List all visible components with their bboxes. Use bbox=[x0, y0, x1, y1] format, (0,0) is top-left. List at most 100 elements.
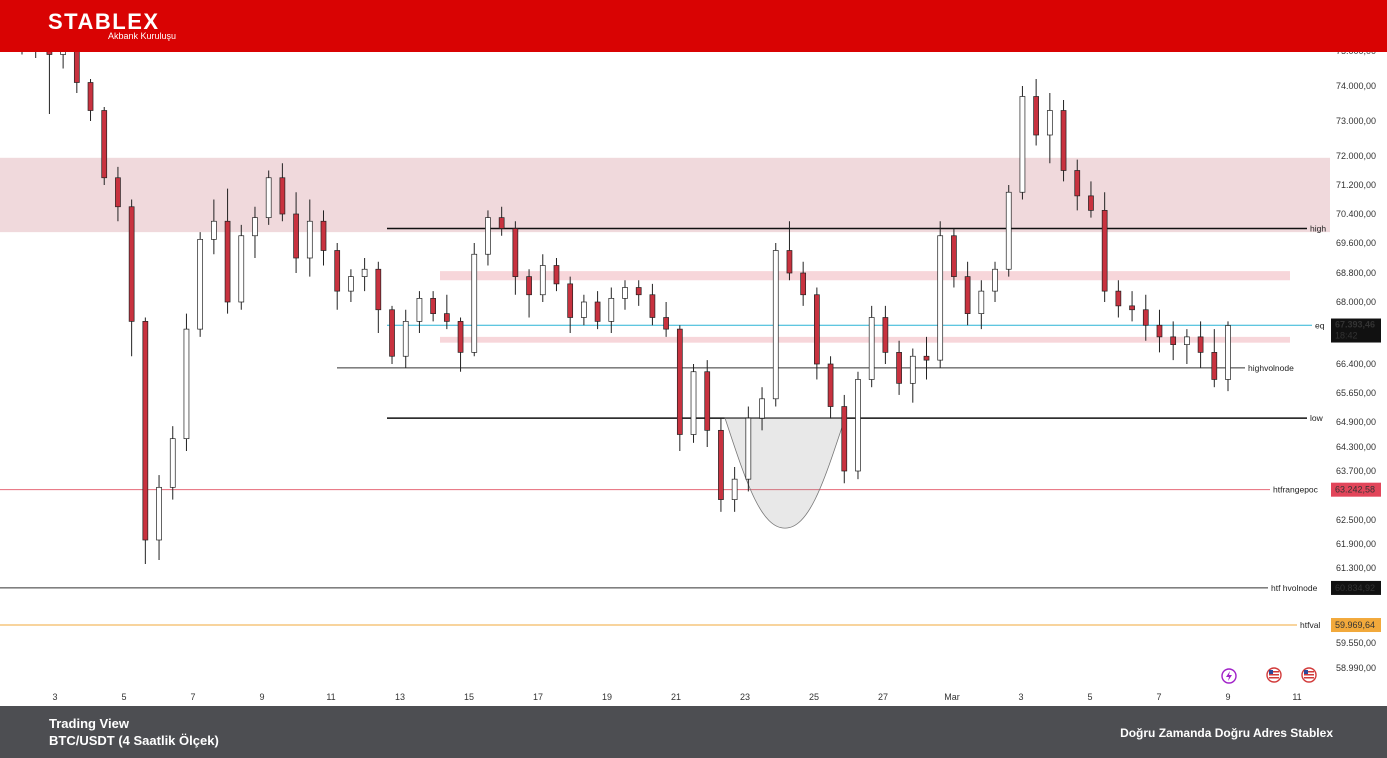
price-axis-bg bbox=[1330, 52, 1387, 706]
candle bbox=[964, 261, 971, 326]
candle-body bbox=[389, 309, 395, 357]
candle-body bbox=[457, 321, 464, 353]
candle-body bbox=[1211, 352, 1218, 380]
badge-htfval bbox=[1331, 618, 1381, 633]
candle-body bbox=[622, 287, 628, 299]
candle bbox=[937, 221, 944, 368]
candle-body bbox=[1129, 305, 1135, 311]
candle bbox=[443, 294, 450, 330]
candle bbox=[841, 394, 848, 484]
candle-body bbox=[1019, 96, 1026, 193]
candle-body bbox=[128, 206, 135, 322]
candle bbox=[73, 52, 80, 93]
brand-subtitle: Akbank Kuruluşu bbox=[108, 31, 177, 41]
candle-body bbox=[731, 478, 738, 500]
candle-body bbox=[416, 298, 423, 322]
candle bbox=[868, 305, 875, 388]
candle-body bbox=[567, 283, 574, 318]
x-tick-label: 19 bbox=[602, 692, 612, 702]
candle-body bbox=[1156, 324, 1163, 338]
candle bbox=[909, 348, 916, 403]
countdown-value: 18:42 bbox=[1335, 331, 1358, 341]
candle bbox=[101, 107, 108, 185]
zone-1 bbox=[440, 271, 1290, 281]
candle bbox=[594, 291, 601, 330]
candle-body bbox=[1046, 110, 1053, 136]
candle bbox=[718, 418, 724, 512]
candle bbox=[553, 258, 560, 292]
candle bbox=[1211, 329, 1218, 388]
candle-body bbox=[46, 52, 53, 55]
footer-slogan: Doğru Zamanda Doğru Adres Stablex bbox=[1120, 726, 1333, 740]
candle bbox=[663, 302, 669, 337]
candle-body bbox=[594, 301, 601, 322]
candle-body bbox=[992, 268, 998, 292]
candle-body bbox=[361, 268, 368, 277]
candle-body bbox=[169, 438, 176, 488]
candle bbox=[361, 258, 368, 292]
candle-body bbox=[402, 321, 409, 357]
price-chart[interactable]: high eq highvolnode low htfrangepoc htf hvoln… bbox=[0, 52, 1387, 706]
candle bbox=[1170, 321, 1177, 361]
candle-body bbox=[896, 352, 902, 384]
us-flag-stripe bbox=[1304, 674, 1314, 676]
y-tick-label: 62.500,00 bbox=[1336, 515, 1376, 525]
candle bbox=[279, 163, 286, 222]
candle-body bbox=[375, 268, 382, 311]
badge-htf-hvolnode bbox=[1331, 580, 1381, 595]
candle bbox=[827, 356, 834, 419]
candle-body bbox=[238, 235, 245, 303]
candle bbox=[498, 206, 505, 236]
price-axis: 75.000,00 74.000,00 73.000,00 72.000,00 71.2… bbox=[1330, 52, 1387, 706]
candle-body bbox=[293, 213, 299, 259]
candle-body bbox=[1033, 96, 1039, 136]
candle-body bbox=[1060, 110, 1067, 171]
candle-body bbox=[512, 228, 519, 277]
candle bbox=[772, 243, 779, 407]
candle-body bbox=[827, 363, 834, 407]
candle-body bbox=[115, 177, 121, 208]
candle bbox=[676, 325, 683, 451]
badge-htfrangepoc bbox=[1331, 482, 1381, 497]
candle-body bbox=[553, 265, 560, 285]
candle bbox=[252, 206, 258, 258]
candle-body bbox=[923, 355, 930, 361]
candle bbox=[115, 166, 121, 222]
candle bbox=[416, 291, 423, 333]
candle-body bbox=[1197, 336, 1204, 353]
badge-value-htfrangepoc: 63.242,58 bbox=[1335, 485, 1375, 495]
x-tick-label: 9 bbox=[1225, 692, 1230, 702]
candle bbox=[690, 364, 697, 443]
candle bbox=[306, 199, 313, 277]
candle bbox=[402, 309, 409, 368]
candle bbox=[1046, 93, 1053, 164]
candle-body bbox=[1074, 170, 1081, 197]
candle-body bbox=[581, 301, 587, 318]
candle bbox=[649, 283, 656, 326]
candle bbox=[238, 224, 245, 310]
candle-body bbox=[800, 272, 807, 296]
candle bbox=[389, 305, 395, 364]
candle-body bbox=[663, 317, 669, 330]
candle bbox=[128, 199, 135, 357]
candle bbox=[526, 269, 532, 318]
y-tick-label: 75.000,00 bbox=[1336, 52, 1376, 56]
candle-body bbox=[649, 294, 656, 318]
candle-body bbox=[334, 250, 341, 292]
zone-0 bbox=[0, 157, 1330, 233]
x-tick-label: 15 bbox=[464, 692, 474, 702]
candle bbox=[608, 287, 615, 333]
candle bbox=[581, 294, 587, 326]
y-tick-label: 64.900,00 bbox=[1336, 417, 1376, 427]
zone-2 bbox=[440, 336, 1290, 343]
level-label-high: high bbox=[1310, 224, 1326, 234]
candle bbox=[348, 269, 354, 302]
x-tick-label: 11 bbox=[326, 692, 335, 702]
candle bbox=[745, 406, 752, 492]
us-flag-stripe bbox=[1269, 674, 1279, 676]
y-tick-label: 70.400,00 bbox=[1336, 209, 1376, 219]
candle-body bbox=[772, 250, 779, 400]
candle-body bbox=[786, 250, 793, 274]
candle-body bbox=[676, 328, 683, 435]
candle bbox=[1074, 159, 1081, 211]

● WHAT IS ASKED
Update the material starting with the line with "price-axis-bg bbox=[1330, 52, 1387, 706]" and going on through the line with "candle-body bbox=[731, 478, 738, 500]" by replacing "candle-body" with "candle-real-body" and leaving everything else unchanged.

● EXPECTED ANSWER
price-axis-bg bbox=[1330, 52, 1387, 706]
candle bbox=[964, 261, 971, 326]
candle-real-body bbox=[389, 309, 395, 357]
candle-real-body bbox=[457, 321, 464, 353]
candle-real-body bbox=[1211, 352, 1218, 380]
badge-htfval bbox=[1331, 618, 1381, 633]
candle-real-body bbox=[622, 287, 628, 299]
candle bbox=[937, 221, 944, 368]
candle-real-body bbox=[1129, 305, 1135, 311]
candle bbox=[443, 294, 450, 330]
candle bbox=[841, 394, 848, 484]
candle-real-body bbox=[1019, 96, 1026, 193]
candle-real-body bbox=[128, 206, 135, 322]
candle bbox=[73, 52, 80, 93]
brand-subtitle: Akbank Kuruluşu bbox=[108, 31, 177, 41]
candle-real-body bbox=[731, 478, 738, 500]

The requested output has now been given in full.